Begin
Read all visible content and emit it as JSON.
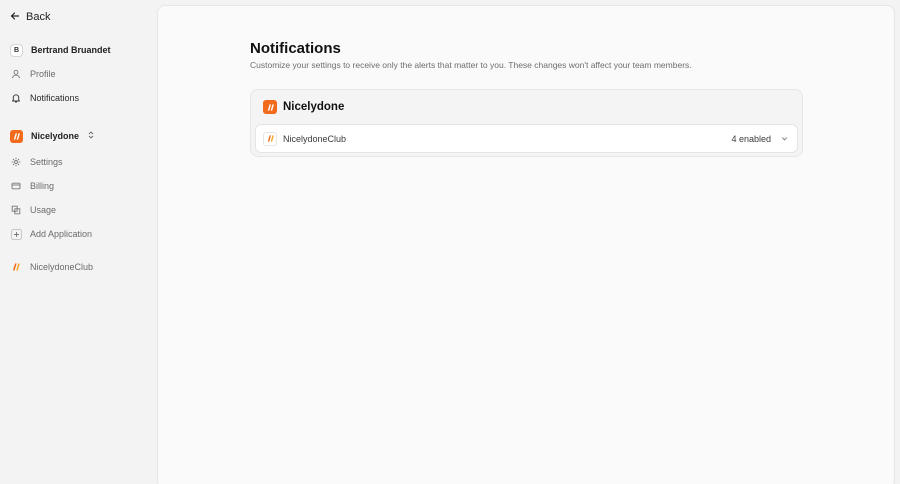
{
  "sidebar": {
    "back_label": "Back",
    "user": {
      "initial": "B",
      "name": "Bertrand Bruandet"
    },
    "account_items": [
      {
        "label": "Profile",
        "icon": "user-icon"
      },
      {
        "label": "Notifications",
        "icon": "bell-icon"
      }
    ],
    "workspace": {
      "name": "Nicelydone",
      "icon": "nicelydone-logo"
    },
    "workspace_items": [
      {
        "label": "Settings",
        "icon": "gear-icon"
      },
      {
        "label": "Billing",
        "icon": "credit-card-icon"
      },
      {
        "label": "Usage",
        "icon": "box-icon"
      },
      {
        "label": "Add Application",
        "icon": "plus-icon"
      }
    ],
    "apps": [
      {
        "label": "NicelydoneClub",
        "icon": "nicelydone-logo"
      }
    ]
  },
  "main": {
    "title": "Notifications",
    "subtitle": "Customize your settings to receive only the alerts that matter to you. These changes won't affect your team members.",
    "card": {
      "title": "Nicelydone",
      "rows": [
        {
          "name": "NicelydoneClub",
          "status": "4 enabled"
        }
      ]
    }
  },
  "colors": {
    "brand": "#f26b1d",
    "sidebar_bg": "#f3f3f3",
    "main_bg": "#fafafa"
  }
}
End
Task details –
Exclude the pictures and transcribe all of the entries exactly.

Response to the task –
Read all visible content and emit it as JSON.
{
  "sidebar": {
    "back_label": "Back",
    "user": {
      "initial": "B",
      "name": "Bertrand Bruandet"
    },
    "account_items": [
      {
        "label": "Profile",
        "icon": "user-icon"
      },
      {
        "label": "Notifications",
        "icon": "bell-icon"
      }
    ],
    "workspace": {
      "name": "Nicelydone",
      "icon": "nicelydone-logo"
    },
    "workspace_items": [
      {
        "label": "Settings",
        "icon": "gear-icon"
      },
      {
        "label": "Billing",
        "icon": "credit-card-icon"
      },
      {
        "label": "Usage",
        "icon": "box-icon"
      },
      {
        "label": "Add Application",
        "icon": "plus-icon"
      }
    ],
    "apps": [
      {
        "label": "NicelydoneClub",
        "icon": "nicelydone-logo"
      }
    ]
  },
  "main": {
    "title": "Notifications",
    "subtitle": "Customize your settings to receive only the alerts that matter to you. These changes won't affect your team members.",
    "card": {
      "title": "Nicelydone",
      "rows": [
        {
          "name": "NicelydoneClub",
          "status": "4 enabled"
        }
      ]
    }
  },
  "colors": {
    "brand": "#f26b1d",
    "sidebar_bg": "#f3f3f3",
    "main_bg": "#fafafa"
  }
}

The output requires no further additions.